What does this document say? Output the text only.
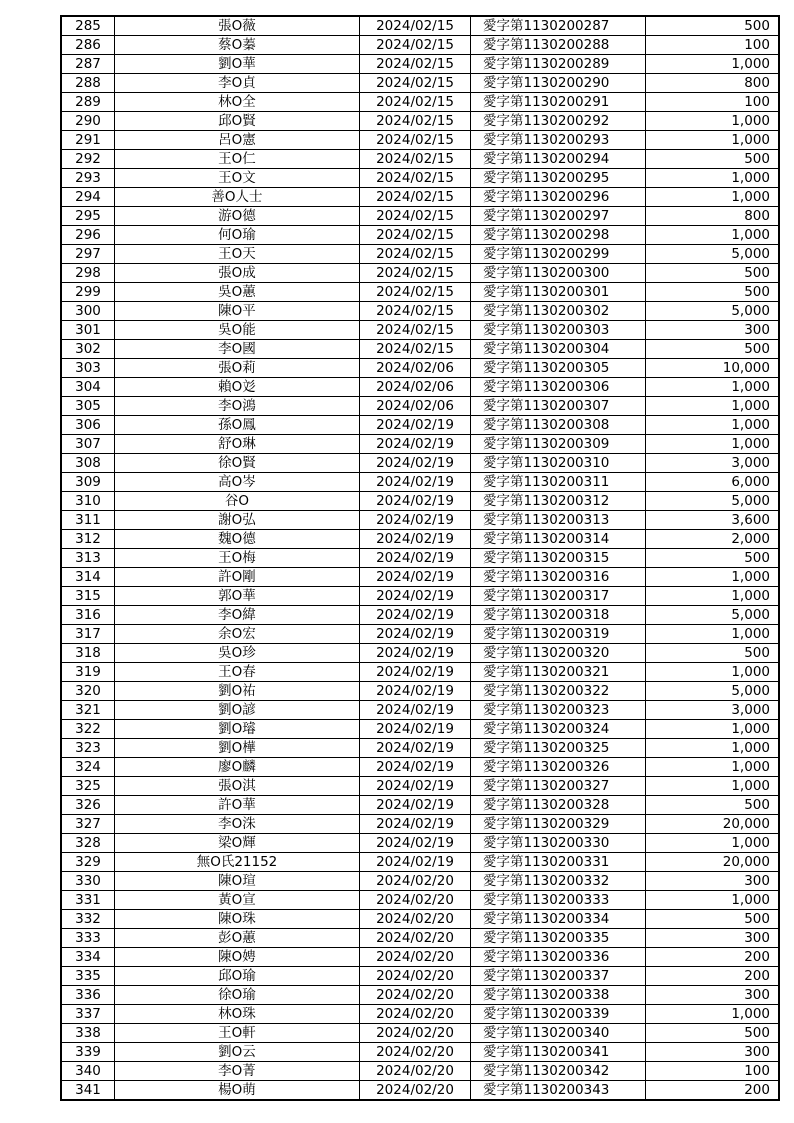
285	張O薇	2024/02/15	愛字第1130200287	500
286	蔡O蓁	2024/02/15	愛字第1130200288	100
287	劉O華	2024/02/15	愛字第1130200289	1,000
288	李O貞	2024/02/15	愛字第1130200290	800
289	林O全	2024/02/15	愛字第1130200291	100
290	邱O賢	2024/02/15	愛字第1130200292	1,000
291	呂O憲	2024/02/15	愛字第1130200293	1,000
292	王O仁	2024/02/15	愛字第1130200294	500
293	王O文	2024/02/15	愛字第1130200295	1,000
294	善O人士	2024/02/15	愛字第1130200296	1,000
295	游O德	2024/02/15	愛字第1130200297	800
296	何O瑜	2024/02/15	愛字第1130200298	1,000
297	王O天	2024/02/15	愛字第1130200299	5,000
298	張O成	2024/02/15	愛字第1130200300	500
299	吳O蕙	2024/02/15	愛字第1130200301	500
300	陳O平	2024/02/15	愛字第1130200302	5,000
301	吳O能	2024/02/15	愛字第1130200303	300
302	李O國	2024/02/15	愛字第1130200304	500
303	張O莉	2024/02/06	愛字第1130200305	10,000
304	賴O彣	2024/02/06	愛字第1130200306	1,000
305	李O鴻	2024/02/06	愛字第1130200307	1,000
306	孫O鳳	2024/02/19	愛字第1130200308	1,000
307	舒O琳	2024/02/19	愛字第1130200309	1,000
308	徐O賢	2024/02/19	愛字第1130200310	3,000
309	高O岑	2024/02/19	愛字第1130200311	6,000
310	谷O	2024/02/19	愛字第1130200312	5,000
311	謝O弘	2024/02/19	愛字第1130200313	3,600
312	魏O德	2024/02/19	愛字第1130200314	2,000
313	王O梅	2024/02/19	愛字第1130200315	500
314	許O剛	2024/02/19	愛字第1130200316	1,000
315	郭O華	2024/02/19	愛字第1130200317	1,000
316	李O緯	2024/02/19	愛字第1130200318	5,000
317	余O宏	2024/02/19	愛字第1130200319	1,000
318	吳O珍	2024/02/19	愛字第1130200320	500
319	王O春	2024/02/19	愛字第1130200321	1,000
320	劉O祐	2024/02/19	愛字第1130200322	5,000
321	劉O諺	2024/02/19	愛字第1130200323	3,000
322	劉O璿	2024/02/19	愛字第1130200324	1,000
323	劉O樺	2024/02/19	愛字第1130200325	1,000
324	廖O麟	2024/02/19	愛字第1130200326	1,000
325	張O淇	2024/02/19	愛字第1130200327	1,000
326	許O華	2024/02/19	愛字第1130200328	500
327	李O洙	2024/02/19	愛字第1130200329	20,000
328	梁O輝	2024/02/19	愛字第1130200330	1,000
329	無O氏21152	2024/02/19	愛字第1130200331	20,000
330	陳O瑄	2024/02/20	愛字第1130200332	300
331	黃O宣	2024/02/20	愛字第1130200333	1,000
332	陳O珠	2024/02/20	愛字第1130200334	500
333	彭O蕙	2024/02/20	愛字第1130200335	300
334	陳O娉	2024/02/20	愛字第1130200336	200
335	邱O瑜	2024/02/20	愛字第1130200337	200
336	徐O瑜	2024/02/20	愛字第1130200338	300
337	林O珠	2024/02/20	愛字第1130200339	1,000
338	王O軒	2024/02/20	愛字第1130200340	500
339	劉O云	2024/02/20	愛字第1130200341	300
340	李O菁	2024/02/20	愛字第1130200342	100
341	楊O萌	2024/02/20	愛字第1130200343	200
- - -
Problem to work on: Every entry above needs to be retyped exactly; drop the pictures.

Exercise result:
What does this document say? Output the text only.
285	張O薇	2024/02/15	愛字第1130200287	500
286	蔡O蓁	2024/02/15	愛字第1130200288	100
287	劉O華	2024/02/15	愛字第1130200289	1,000
288	李O貞	2024/02/15	愛字第1130200290	800
289	林O全	2024/02/15	愛字第1130200291	100
290	邱O賢	2024/02/15	愛字第1130200292	1,000
291	呂O憲	2024/02/15	愛字第1130200293	1,000
292	王O仁	2024/02/15	愛字第1130200294	500
293	王O文	2024/02/15	愛字第1130200295	1,000
294	善O人士	2024/02/15	愛字第1130200296	1,000
295	游O德	2024/02/15	愛字第1130200297	800
296	何O瑜	2024/02/15	愛字第1130200298	1,000
297	王O天	2024/02/15	愛字第1130200299	5,000
298	張O成	2024/02/15	愛字第1130200300	500
299	吳O蕙	2024/02/15	愛字第1130200301	500
300	陳O平	2024/02/15	愛字第1130200302	5,000
301	吳O能	2024/02/15	愛字第1130200303	300
302	李O國	2024/02/15	愛字第1130200304	500
303	張O莉	2024/02/06	愛字第1130200305	10,000
304	賴O彣	2024/02/06	愛字第1130200306	1,000
305	李O鴻	2024/02/06	愛字第1130200307	1,000
306	孫O鳳	2024/02/19	愛字第1130200308	1,000
307	舒O琳	2024/02/19	愛字第1130200309	1,000
308	徐O賢	2024/02/19	愛字第1130200310	3,000
309	高O岑	2024/02/19	愛字第1130200311	6,000
310	谷O	2024/02/19	愛字第1130200312	5,000
311	謝O弘	2024/02/19	愛字第1130200313	3,600
312	魏O德	2024/02/19	愛字第1130200314	2,000
313	王O梅	2024/02/19	愛字第1130200315	500
314	許O剛	2024/02/19	愛字第1130200316	1,000
315	郭O華	2024/02/19	愛字第1130200317	1,000
316	李O緯	2024/02/19	愛字第1130200318	5,000
317	余O宏	2024/02/19	愛字第1130200319	1,000
318	吳O珍	2024/02/19	愛字第1130200320	500
319	王O春	2024/02/19	愛字第1130200321	1,000
320	劉O祐	2024/02/19	愛字第1130200322	5,000
321	劉O諺	2024/02/19	愛字第1130200323	3,000
322	劉O璿	2024/02/19	愛字第1130200324	1,000
323	劉O樺	2024/02/19	愛字第1130200325	1,000
324	廖O麟	2024/02/19	愛字第1130200326	1,000
325	張O淇	2024/02/19	愛字第1130200327	1,000
326	許O華	2024/02/19	愛字第1130200328	500
327	李O洙	2024/02/19	愛字第1130200329	20,000
328	梁O輝	2024/02/19	愛字第1130200330	1,000
329	無O氏21152	2024/02/19	愛字第1130200331	20,000
330	陳O瑄	2024/02/20	愛字第1130200332	300
331	黃O宣	2024/02/20	愛字第1130200333	1,000
332	陳O珠	2024/02/20	愛字第1130200334	500
333	彭O蕙	2024/02/20	愛字第1130200335	300
334	陳O娉	2024/02/20	愛字第1130200336	200
335	邱O瑜	2024/02/20	愛字第1130200337	200
336	徐O瑜	2024/02/20	愛字第1130200338	300
337	林O珠	2024/02/20	愛字第1130200339	1,000
338	王O軒	2024/02/20	愛字第1130200340	500
339	劉O云	2024/02/20	愛字第1130200341	300
340	李O菁	2024/02/20	愛字第1130200342	100
341	楊O萌	2024/02/20	愛字第1130200343	200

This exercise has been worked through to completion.